* Task description
What follows is a set of entries. Repeat them exactly, but not their pictures.

* Input data
________________

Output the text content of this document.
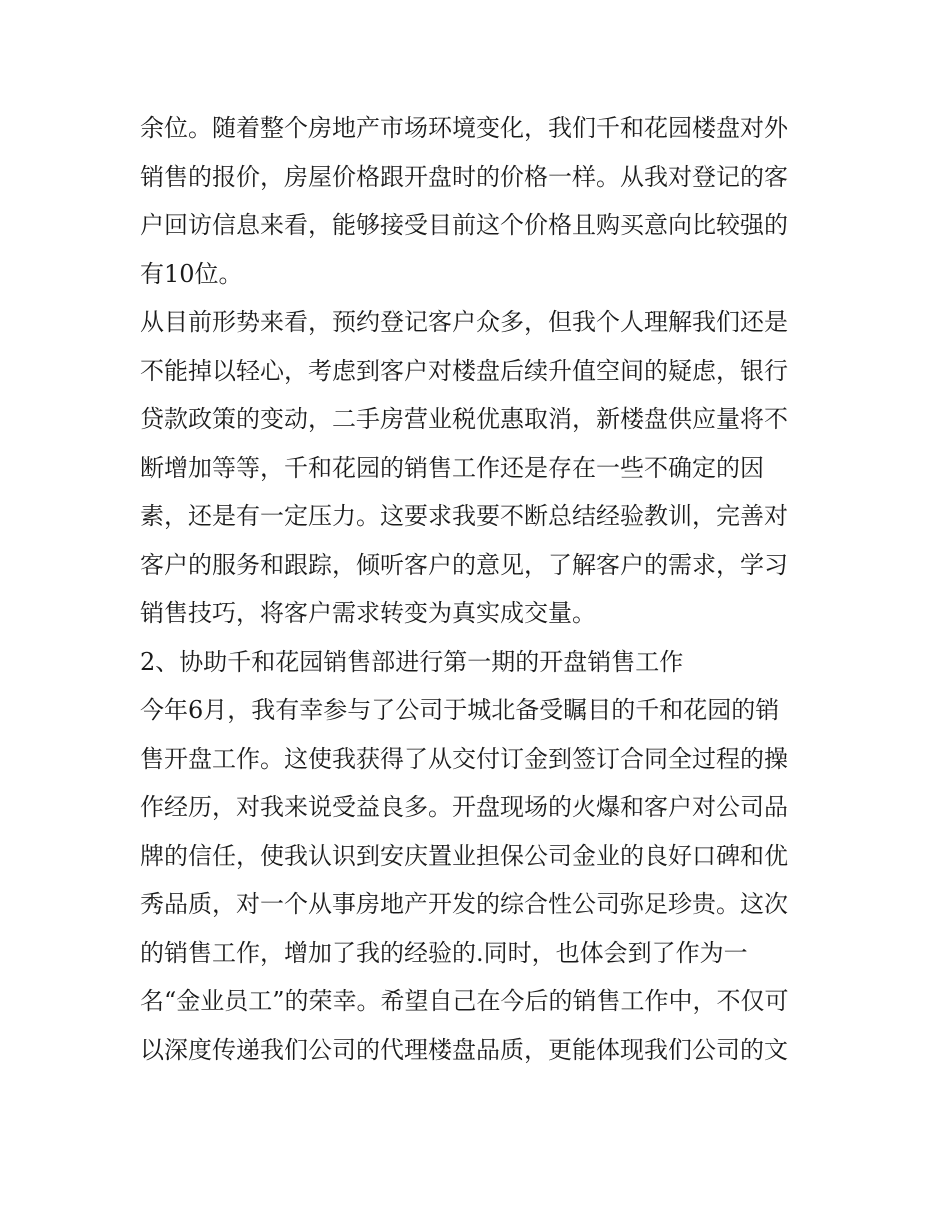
余位。随着整个房地产市场环境变化，我们千和花园楼盘对外
销售的报价，房屋价格跟开盘时的价格一样。从我对登记的客
户回访信息来看，能够接受目前这个价格且购买意向比较强的
有10位。
从目前形势来看，预约登记客户众多，但我个人理解我们还是
不能掉以轻心，考虑到客户对楼盘后续升值空间的疑虑，银行
贷款政策的变动，二手房营业税优惠取消，新楼盘供应量将不
断增加等等，千和花园的销售工作还是存在一些不确定的因
素，还是有一定压力。这要求我要不断总结经验教训，完善对
客户的服务和跟踪，倾听客户的意见，了解客户的需求，学习
销售技巧，将客户需求转变为真实成交量。
2、协助千和花园销售部进行第一期的开盘销售工作
今年6月，我有幸参与了公司于城北备受瞩目的千和花园的销
售开盘工作。这使我获得了从交付订金到签订合同全过程的操
作经历，对我来说受益良多。开盘现场的火爆和客户对公司品
牌的信任，使我认识到安庆置业担保公司金业的良好口碑和优
秀品质，对一个从事房地产开发的综合性公司弥足珍贵。这次
的销售工作，增加了我的经验的.同时，也体会到了作为一
名“金业员工”的荣幸。希望自己在今后的销售工作中，不仅可
以深度传递我们公司的代理楼盘品质，更能体现我们公司的文
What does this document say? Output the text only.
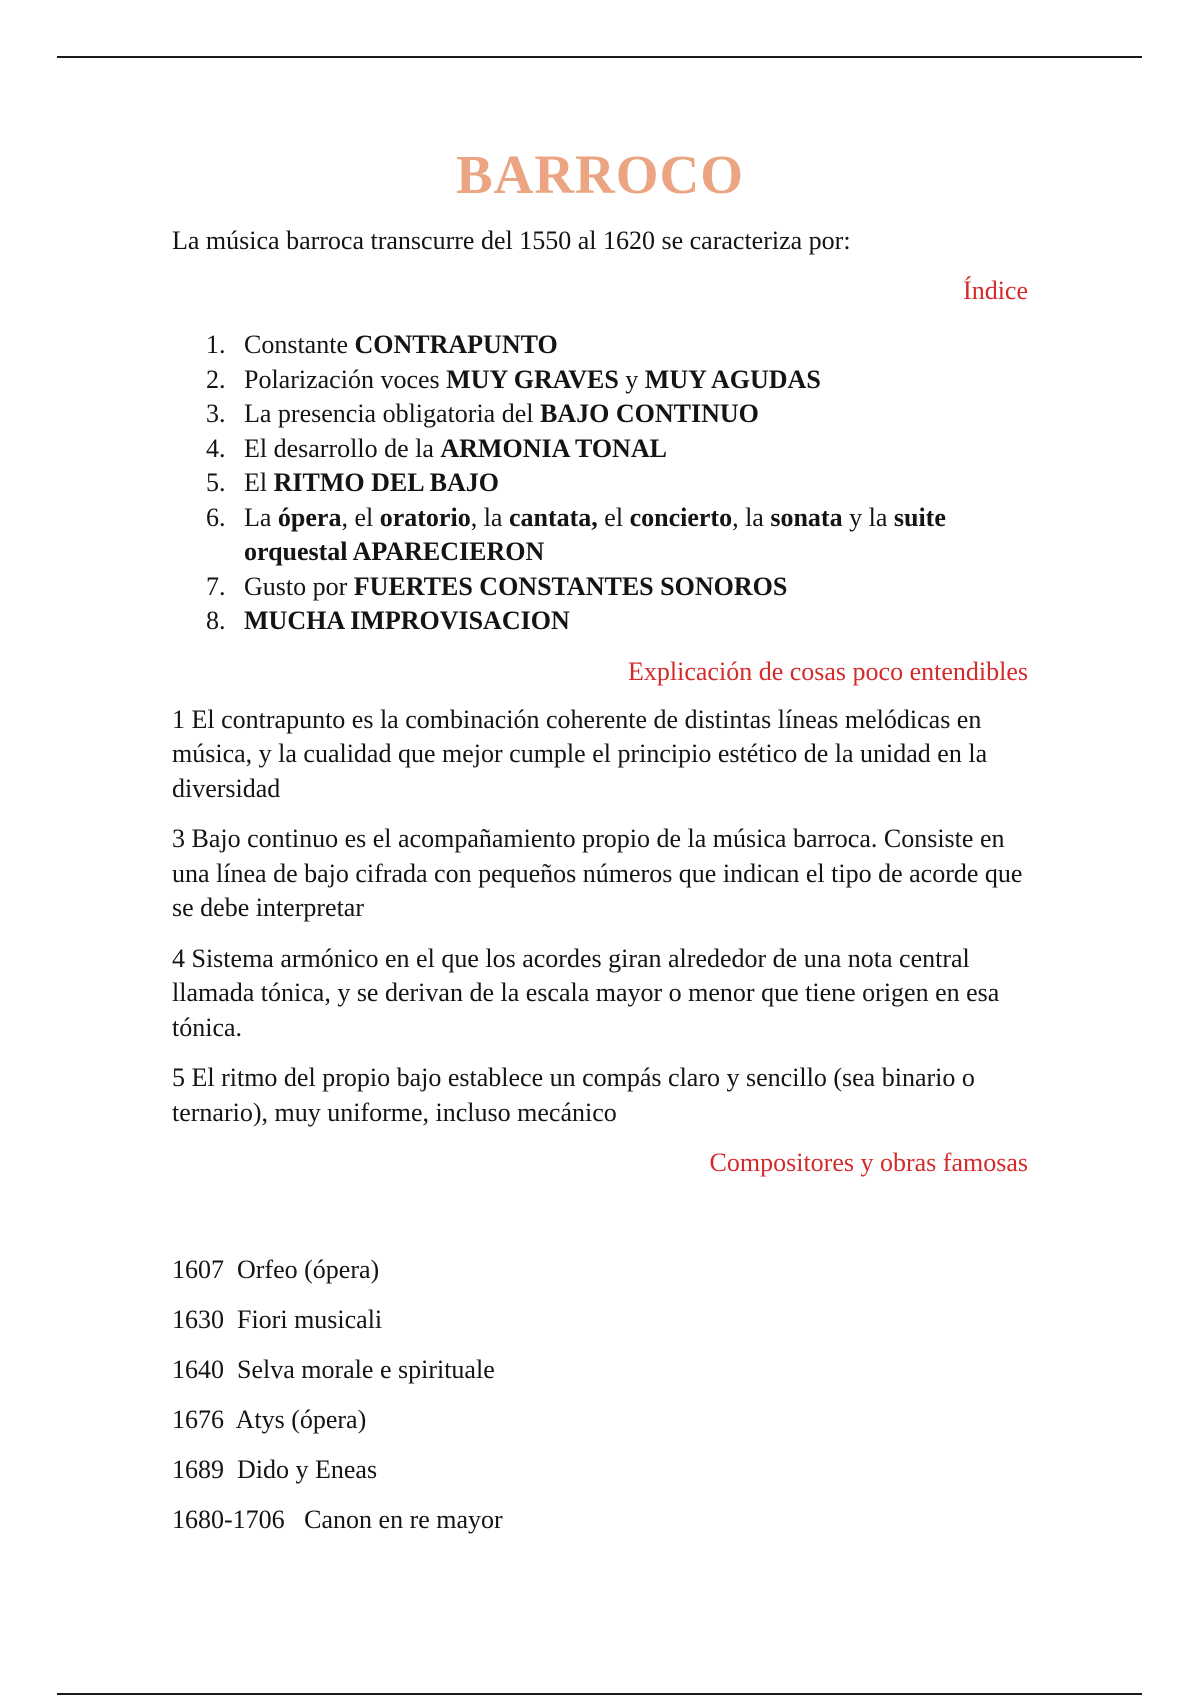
BARROCO

La música barroca transcurre del 1550 al 1620 se caracteriza por:

Índice

1. Constante CONTRAPUNTO
2. Polarización voces MUY GRAVES y MUY AGUDAS
3. La presencia obligatoria del BAJO CONTINUO
4. El desarrollo de la ARMONIA TONAL
5. El RITMO DEL BAJO
6. La ópera, el oratorio, la cantata, el concierto, la sonata y la suite orquestal APARECIERON
7. Gusto por FUERTES CONSTANTES SONOROS
8. MUCHA IMPROVISACION

Explicación de cosas poco entendibles

1 El contrapunto es la combinación coherente de distintas líneas melódicas en música, y la cualidad que mejor cumple el principio estético de la unidad en la diversidad

3 Bajo continuo es el acompañamiento propio de la música barroca. Consiste en una línea de bajo cifrada con pequeños números que indican el tipo de acorde que se debe interpretar

4 Sistema armónico en el que los acordes giran alrededor de una nota central llamada tónica, y se derivan de la escala mayor o menor que tiene origen en esa tónica.

5 El ritmo del propio bajo establece un compás claro y sencillo (sea binario o ternario), muy uniforme, incluso mecánico

Compositores y obras famosas

1607 Orfeo (ópera)
1630 Fiori musicali
1640 Selva morale e spirituale
1676 Atys (ópera)
1689 Dido y Eneas
1680-1706 Canon en re mayor
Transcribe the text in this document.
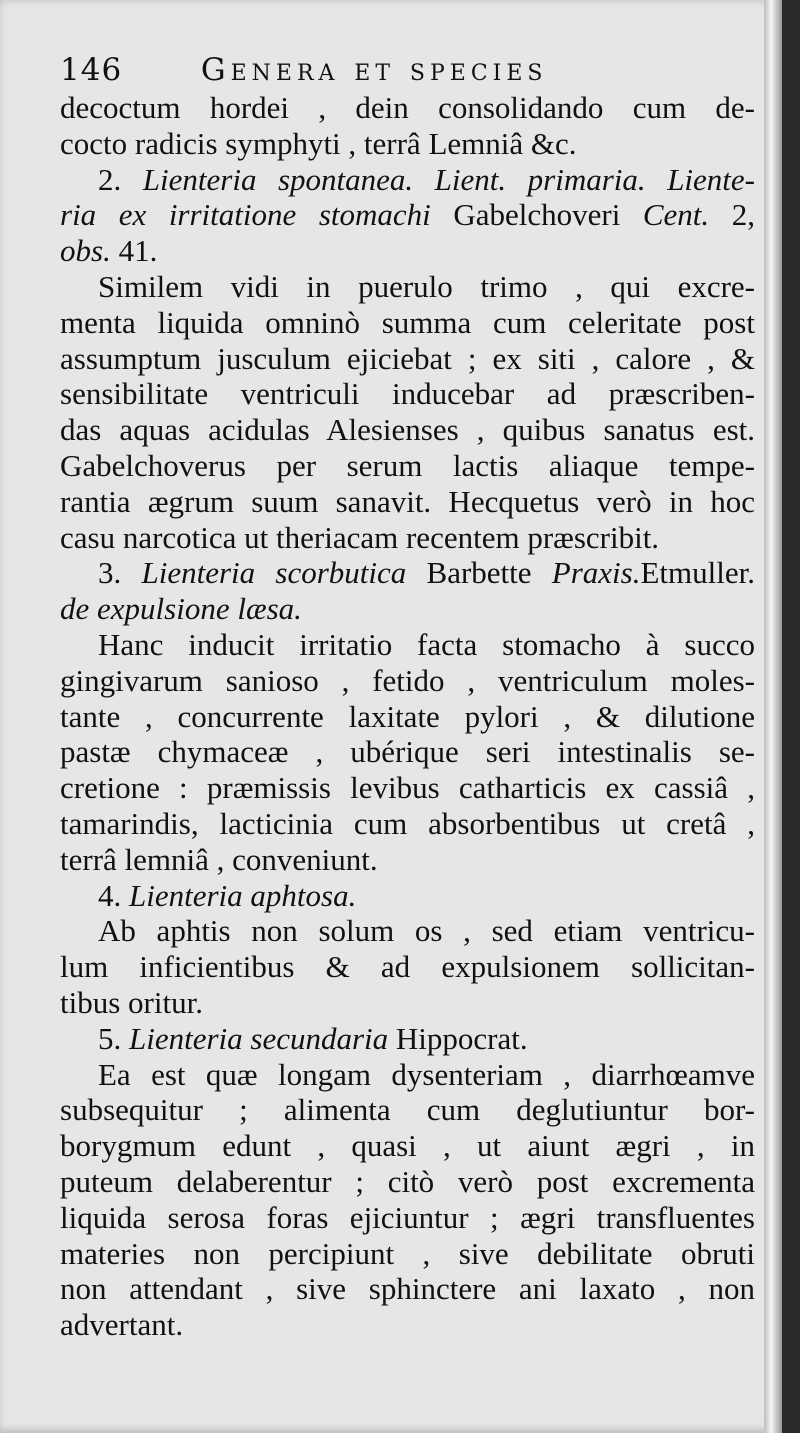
146	Genera et species
decoctum hordei , dein consolidando cum de-
cocto radicis symphyti , terrâ Lemniâ &c.
2. Lienteria spontanea. Lient. primaria. Liente-
ria ex irritatione stomachi Gabelchoveri Cent. 2,
obs. 41.
Similem vidi in puerulo trimo , qui excre-
menta liquida omninò summa cum celeritate post
assumptum jusculum ejiciebat ; ex siti , calore , &
sensibilitate ventriculi inducebar ad præscriben-
das aquas acidulas Alesienses , quibus sanatus est.
Gabelchoverus per serum lactis aliaque tempe-
rantia ægrum suum sanavit. Hecquetus verò in hoc
casu narcotica ut theriacam recentem præscribit.
3. Lienteria scorbutica Barbette Praxis.Etmuller.
de expulsione læsa.
Hanc inducit irritatio facta stomacho à succo
gingivarum sanioso , fetido , ventriculum moles-
tante , concurrente laxitate pylori , & dilutione
pastæ chymaceæ , ubérique seri intestinalis se-
cretione : præmissis levibus catharticis ex cassiâ ,
tamarindis, lacticinia cum absorbentibus ut cretâ ,
terrâ lemniâ , conveniunt.
4. Lienteria aphtosa.
Ab aphtis non solum os , sed etiam ventricu-
lum inficientibus & ad expulsionem sollicitan-
tibus oritur.
5. Lienteria secundaria Hippocrat.
Ea est quæ longam dysenteriam , diarrhœamve
subsequitur ; alimenta cum deglutiuntur bor-
borygmum edunt , quasi , ut aiunt ægri , in
puteum delaberentur ; citò verò post excrementa
liquida serosa foras ejiciuntur ; ægri transfluentes
materies non percipiunt , sive debilitate obruti
non attendant , sive sphinctere ani laxato , non
advertant.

________________

* Response to the task
Output the text content of this document.
余位。随着整个房地产市场环境变化，我们千和花园楼盘对外
销售的报价，房屋价格跟开盘时的价格一样。从我对登记的客
户回访信息来看，能够接受目前这个价格且购买意向比较强的
有10位。
从目前形势来看，预约登记客户众多，但我个人理解我们还是
不能掉以轻心，考虑到客户对楼盘后续升值空间的疑虑，银行
贷款政策的变动，二手房营业税优惠取消，新楼盘供应量将不
断增加等等，千和花园的销售工作还是存在一些不确定的因
素，还是有一定压力。这要求我要不断总结经验教训，完善对
客户的服务和跟踪，倾听客户的意见，了解客户的需求，学习
销售技巧，将客户需求转变为真实成交量。
2、协助千和花园销售部进行第一期的开盘销售工作
今年6月，我有幸参与了公司于城北备受瞩目的千和花园的销
售开盘工作。这使我获得了从交付订金到签订合同全过程的操
作经历，对我来说受益良多。开盘现场的火爆和客户对公司品
牌的信任，使我认识到安庆置业担保公司金业的良好口碑和优
秀品质，对一个从事房地产开发的综合性公司弥足珍贵。这次
的销售工作，增加了我的经验的.同时，也体会到了作为一
名“金业员工”的荣幸。希望自己在今后的销售工作中，不仅可
以深度传递我们公司的代理楼盘品质，更能体现我们公司的文
What does this document say? Output the text only.
BARROCO

La música barroca transcurre del 1550 al 1620 se caracteriza por:

Índice

1. Constante CONTRAPUNTO
2. Polarización voces MUY GRAVES y MUY AGUDAS
3. La presencia obligatoria del BAJO CONTINUO
4. El desarrollo de la ARMONIA TONAL
5. El RITMO DEL BAJO
6. La ópera, el oratorio, la cantata, el concierto, la sonata y la suite orquestal APARECIERON
7. Gusto por FUERTES CONSTANTES SONOROS
8. MUCHA IMPROVISACION

Explicación de cosas poco entendibles

1 El contrapunto es la combinación coherente de distintas líneas melódicas en música, y la cualidad que mejor cumple el principio estético de la unidad en la diversidad

3 Bajo continuo es el acompañamiento propio de la música barroca. Consiste en una línea de bajo cifrada con pequeños números que indican el tipo de acorde que se debe interpretar

4 Sistema armónico en el que los acordes giran alrededor de una nota central llamada tónica, y se derivan de la escala mayor o menor que tiene origen en esa tónica.

5 El ritmo del propio bajo establece un compás claro y sencillo (sea binario o ternario), muy uniforme, incluso mecánico

Compositores y obras famosas

1607 Orfeo (ópera)
1630 Fiori musicali
1640 Selva morale e spirituale
1676 Atys (ópera)
1689 Dido y Eneas
1680-1706 Canon en re mayor
Transcribe the text in this document.
146	Genera et species
decoctum hordei , dein consolidando cum de-
cocto radicis symphyti , terrâ Lemniâ &c.
2. Lienteria spontanea. Lient. primaria. Liente-
ria ex irritatione stomachi Gabelchoveri Cent. 2,
obs. 41.
Similem vidi in puerulo trimo , qui excre-
menta liquida omninò summa cum celeritate post
assumptum jusculum ejiciebat ; ex siti , calore , &
sensibilitate ventriculi inducebar ad præscriben-
das aquas acidulas Alesienses , quibus sanatus est.
Gabelchoverus per serum lactis aliaque tempe-
rantia ægrum suum sanavit. Hecquetus verò in hoc
casu narcotica ut theriacam recentem præscribit.
3. Lienteria scorbutica Barbette Praxis.Etmuller.
de expulsione læsa.
Hanc inducit irritatio facta stomacho à succo
gingivarum sanioso , fetido , ventriculum moles-
tante , concurrente laxitate pylori , & dilutione
pastæ chymaceæ , ubérique seri intestinalis se-
cretione : præmissis levibus catharticis ex cassiâ ,
tamarindis, lacticinia cum absorbentibus ut cretâ ,
terrâ lemniâ , conveniunt.
4. Lienteria aphtosa.
Ab aphtis non solum os , sed etiam ventricu-
lum inficientibus & ad expulsionem sollicitan-
tibus oritur.
5. Lienteria secundaria Hippocrat.
Ea est quæ longam dysenteriam , diarrhœamve
subsequitur ; alimenta cum deglutiuntur bor-
borygmum edunt , quasi , ut aiunt ægri , in
puteum delaberentur ; citò verò post excrementa
liquida serosa foras ejiciuntur ; ægri transfluentes
materies non percipiunt , sive debilitate obruti
non attendant , sive sphinctere ani laxato , non
advertant.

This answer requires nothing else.